Input records
━━━━

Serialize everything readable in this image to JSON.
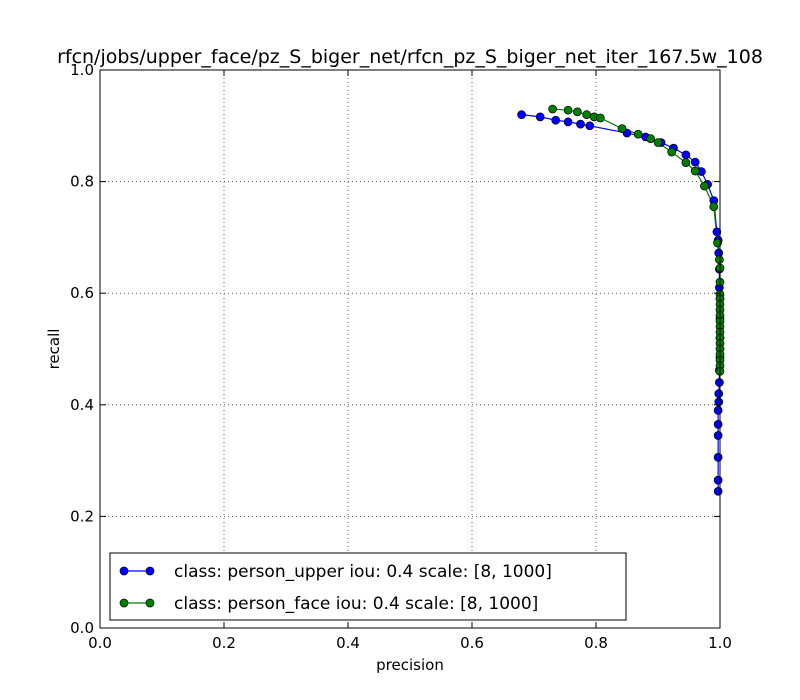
{
  "chart_data": {
    "type": "line",
    "title": "rfcn/jobs/upper_face/pz_S_biger_net/rfcn_pz_S_biger_net_iter_167.5w_108",
    "xlabel": "precision",
    "ylabel": "recall",
    "xlim": [
      0.0,
      1.0
    ],
    "ylim": [
      0.0,
      1.0
    ],
    "x_ticks": [
      "0.0",
      "0.2",
      "0.4",
      "0.6",
      "0.8",
      "1.0"
    ],
    "y_ticks": [
      "0.0",
      "0.2",
      "0.4",
      "0.6",
      "0.8",
      "1.0"
    ],
    "x_tick_values": [
      0.0,
      0.2,
      0.4,
      0.6,
      0.8,
      1.0
    ],
    "y_tick_values": [
      0.0,
      0.2,
      0.4,
      0.6,
      0.8,
      1.0
    ],
    "grid": true,
    "legend_position": "lower-left",
    "series": [
      {
        "name": "class: person_upper iou: 0.4 scale: [8, 1000]",
        "color": "#0000ff",
        "points": [
          [
            0.68,
            0.92
          ],
          [
            0.71,
            0.916
          ],
          [
            0.735,
            0.91
          ],
          [
            0.755,
            0.907
          ],
          [
            0.775,
            0.903
          ],
          [
            0.79,
            0.9
          ],
          [
            0.85,
            0.887
          ],
          [
            0.88,
            0.88
          ],
          [
            0.905,
            0.87
          ],
          [
            0.925,
            0.86
          ],
          [
            0.945,
            0.848
          ],
          [
            0.96,
            0.835
          ],
          [
            0.97,
            0.818
          ],
          [
            0.98,
            0.795
          ],
          [
            0.99,
            0.766
          ],
          [
            0.995,
            0.71
          ],
          [
            0.997,
            0.695
          ],
          [
            0.998,
            0.672
          ],
          [
            0.999,
            0.643
          ],
          [
            0.999,
            0.61
          ],
          [
            1.0,
            0.59
          ],
          [
            1.0,
            0.555
          ],
          [
            1.0,
            0.52
          ],
          [
            1.0,
            0.485
          ],
          [
            0.999,
            0.462
          ],
          [
            0.999,
            0.44
          ],
          [
            0.998,
            0.42
          ],
          [
            0.998,
            0.405
          ],
          [
            0.997,
            0.39
          ],
          [
            0.997,
            0.365
          ],
          [
            0.997,
            0.345
          ],
          [
            0.997,
            0.306
          ],
          [
            0.997,
            0.265
          ],
          [
            0.997,
            0.245
          ]
        ]
      },
      {
        "name": "class: person_face iou: 0.4 scale: [8, 1000]",
        "color": "#008000",
        "points": [
          [
            0.73,
            0.93
          ],
          [
            0.755,
            0.928
          ],
          [
            0.77,
            0.925
          ],
          [
            0.785,
            0.92
          ],
          [
            0.797,
            0.916
          ],
          [
            0.807,
            0.914
          ],
          [
            0.842,
            0.895
          ],
          [
            0.868,
            0.885
          ],
          [
            0.888,
            0.877
          ],
          [
            0.9,
            0.87
          ],
          [
            0.922,
            0.853
          ],
          [
            0.945,
            0.834
          ],
          [
            0.96,
            0.819
          ],
          [
            0.975,
            0.792
          ],
          [
            0.99,
            0.755
          ],
          [
            0.996,
            0.69
          ],
          [
            0.999,
            0.66
          ],
          [
            1.0,
            0.645
          ],
          [
            1.0,
            0.62
          ],
          [
            1.0,
            0.598
          ],
          [
            1.0,
            0.59
          ],
          [
            1.0,
            0.58
          ],
          [
            1.0,
            0.57
          ],
          [
            1.0,
            0.56
          ],
          [
            1.0,
            0.55
          ],
          [
            1.0,
            0.54
          ],
          [
            1.0,
            0.53
          ],
          [
            1.0,
            0.52
          ],
          [
            1.0,
            0.51
          ],
          [
            1.0,
            0.5
          ],
          [
            1.0,
            0.49
          ],
          [
            1.0,
            0.48
          ],
          [
            1.0,
            0.47
          ],
          [
            1.0,
            0.46
          ]
        ]
      }
    ]
  }
}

━━━━

Select and copy each line from the data that includes the word "name".

Output of the task
        "name": "class: person_upper iou: 0.4 scale: [8, 1000]",
        "name": "class: person_face iou: 0.4 scale: [8, 1000]",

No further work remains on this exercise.